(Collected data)
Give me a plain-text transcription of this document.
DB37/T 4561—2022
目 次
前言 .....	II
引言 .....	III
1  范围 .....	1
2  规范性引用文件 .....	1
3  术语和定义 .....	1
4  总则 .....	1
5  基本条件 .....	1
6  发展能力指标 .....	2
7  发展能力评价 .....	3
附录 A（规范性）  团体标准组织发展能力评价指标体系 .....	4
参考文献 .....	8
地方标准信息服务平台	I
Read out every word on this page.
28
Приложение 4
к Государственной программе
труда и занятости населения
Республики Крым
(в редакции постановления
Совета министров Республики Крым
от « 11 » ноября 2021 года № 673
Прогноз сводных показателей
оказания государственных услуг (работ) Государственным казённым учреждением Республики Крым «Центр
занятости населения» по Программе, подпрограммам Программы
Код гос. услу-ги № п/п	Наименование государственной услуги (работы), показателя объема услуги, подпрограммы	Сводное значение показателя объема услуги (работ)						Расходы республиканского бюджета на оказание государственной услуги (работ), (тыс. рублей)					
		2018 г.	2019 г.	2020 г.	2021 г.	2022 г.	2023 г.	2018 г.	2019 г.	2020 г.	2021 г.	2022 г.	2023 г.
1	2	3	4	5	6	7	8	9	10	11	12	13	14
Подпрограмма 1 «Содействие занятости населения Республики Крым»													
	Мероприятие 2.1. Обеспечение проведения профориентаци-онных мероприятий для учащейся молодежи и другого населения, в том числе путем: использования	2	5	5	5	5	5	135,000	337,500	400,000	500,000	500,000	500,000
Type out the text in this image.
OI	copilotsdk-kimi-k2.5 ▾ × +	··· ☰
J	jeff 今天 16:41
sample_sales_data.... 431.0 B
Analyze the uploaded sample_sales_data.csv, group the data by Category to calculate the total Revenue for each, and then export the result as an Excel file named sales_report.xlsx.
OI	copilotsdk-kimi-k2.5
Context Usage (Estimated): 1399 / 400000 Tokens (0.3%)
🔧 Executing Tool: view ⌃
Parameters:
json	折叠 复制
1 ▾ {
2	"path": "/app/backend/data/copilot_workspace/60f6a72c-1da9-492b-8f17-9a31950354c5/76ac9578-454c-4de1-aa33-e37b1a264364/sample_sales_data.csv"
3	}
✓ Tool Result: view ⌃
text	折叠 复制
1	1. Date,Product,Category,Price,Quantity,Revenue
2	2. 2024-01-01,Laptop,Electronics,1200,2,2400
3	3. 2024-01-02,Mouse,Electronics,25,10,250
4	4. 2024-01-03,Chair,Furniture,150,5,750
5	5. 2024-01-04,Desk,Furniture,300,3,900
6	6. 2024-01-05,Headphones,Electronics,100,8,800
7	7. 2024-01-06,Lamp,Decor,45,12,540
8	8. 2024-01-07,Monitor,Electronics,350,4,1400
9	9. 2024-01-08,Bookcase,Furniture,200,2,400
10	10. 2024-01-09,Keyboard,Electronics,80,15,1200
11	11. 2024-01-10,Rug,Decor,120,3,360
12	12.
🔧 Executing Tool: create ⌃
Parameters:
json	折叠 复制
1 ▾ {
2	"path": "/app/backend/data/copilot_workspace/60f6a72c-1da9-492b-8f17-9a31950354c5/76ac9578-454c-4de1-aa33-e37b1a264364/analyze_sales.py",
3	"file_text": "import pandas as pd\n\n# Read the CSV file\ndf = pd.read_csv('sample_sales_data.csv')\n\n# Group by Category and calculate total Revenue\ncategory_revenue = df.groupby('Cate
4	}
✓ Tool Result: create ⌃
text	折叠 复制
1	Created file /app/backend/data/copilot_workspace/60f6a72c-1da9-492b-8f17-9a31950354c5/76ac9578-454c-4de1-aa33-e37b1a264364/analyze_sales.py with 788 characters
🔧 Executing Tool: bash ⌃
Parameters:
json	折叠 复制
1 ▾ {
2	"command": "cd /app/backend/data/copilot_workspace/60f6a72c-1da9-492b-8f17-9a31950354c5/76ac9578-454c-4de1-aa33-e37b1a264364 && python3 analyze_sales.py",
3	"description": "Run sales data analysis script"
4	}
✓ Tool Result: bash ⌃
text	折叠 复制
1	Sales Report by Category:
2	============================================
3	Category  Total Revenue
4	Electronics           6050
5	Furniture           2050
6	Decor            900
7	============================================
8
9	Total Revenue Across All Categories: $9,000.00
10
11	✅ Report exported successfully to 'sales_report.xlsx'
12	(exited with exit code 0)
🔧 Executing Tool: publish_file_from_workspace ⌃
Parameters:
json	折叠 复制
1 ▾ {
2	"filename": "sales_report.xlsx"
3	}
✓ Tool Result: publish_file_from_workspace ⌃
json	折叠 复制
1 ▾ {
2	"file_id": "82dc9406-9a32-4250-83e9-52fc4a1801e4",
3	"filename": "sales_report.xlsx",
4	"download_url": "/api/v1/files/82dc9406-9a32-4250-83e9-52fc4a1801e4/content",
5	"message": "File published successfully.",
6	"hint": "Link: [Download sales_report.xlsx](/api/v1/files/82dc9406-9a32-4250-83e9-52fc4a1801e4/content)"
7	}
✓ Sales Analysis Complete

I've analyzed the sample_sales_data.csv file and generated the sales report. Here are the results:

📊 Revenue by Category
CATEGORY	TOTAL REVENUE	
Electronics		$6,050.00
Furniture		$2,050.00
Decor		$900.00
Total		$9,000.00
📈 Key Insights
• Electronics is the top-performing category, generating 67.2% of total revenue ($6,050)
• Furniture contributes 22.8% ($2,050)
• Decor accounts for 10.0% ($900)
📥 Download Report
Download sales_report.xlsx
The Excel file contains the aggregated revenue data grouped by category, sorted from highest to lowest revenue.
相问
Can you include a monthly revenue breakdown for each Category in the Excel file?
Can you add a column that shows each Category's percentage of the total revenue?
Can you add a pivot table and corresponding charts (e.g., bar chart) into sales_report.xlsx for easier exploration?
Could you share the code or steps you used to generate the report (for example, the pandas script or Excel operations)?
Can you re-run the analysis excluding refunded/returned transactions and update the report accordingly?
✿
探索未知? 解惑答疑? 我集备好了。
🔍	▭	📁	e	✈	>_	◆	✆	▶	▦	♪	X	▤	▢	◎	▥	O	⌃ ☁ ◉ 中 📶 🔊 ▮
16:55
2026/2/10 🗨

Instructions for the task: Within the data above, pick out all lines holding the word "работ".

Task result:
оказания государственных услуг (работ) Государственным казённым учреждением Республики Крым «Центр
Код гос. услу-ги № п/п	Наименование государственной услуги (работы), показателя объема услуги, подпрограммы	Сводное значение показателя объема услуги (работ)						Расходы республиканского бюджета на оказание государственной услуги (работ), (тыс. рублей)					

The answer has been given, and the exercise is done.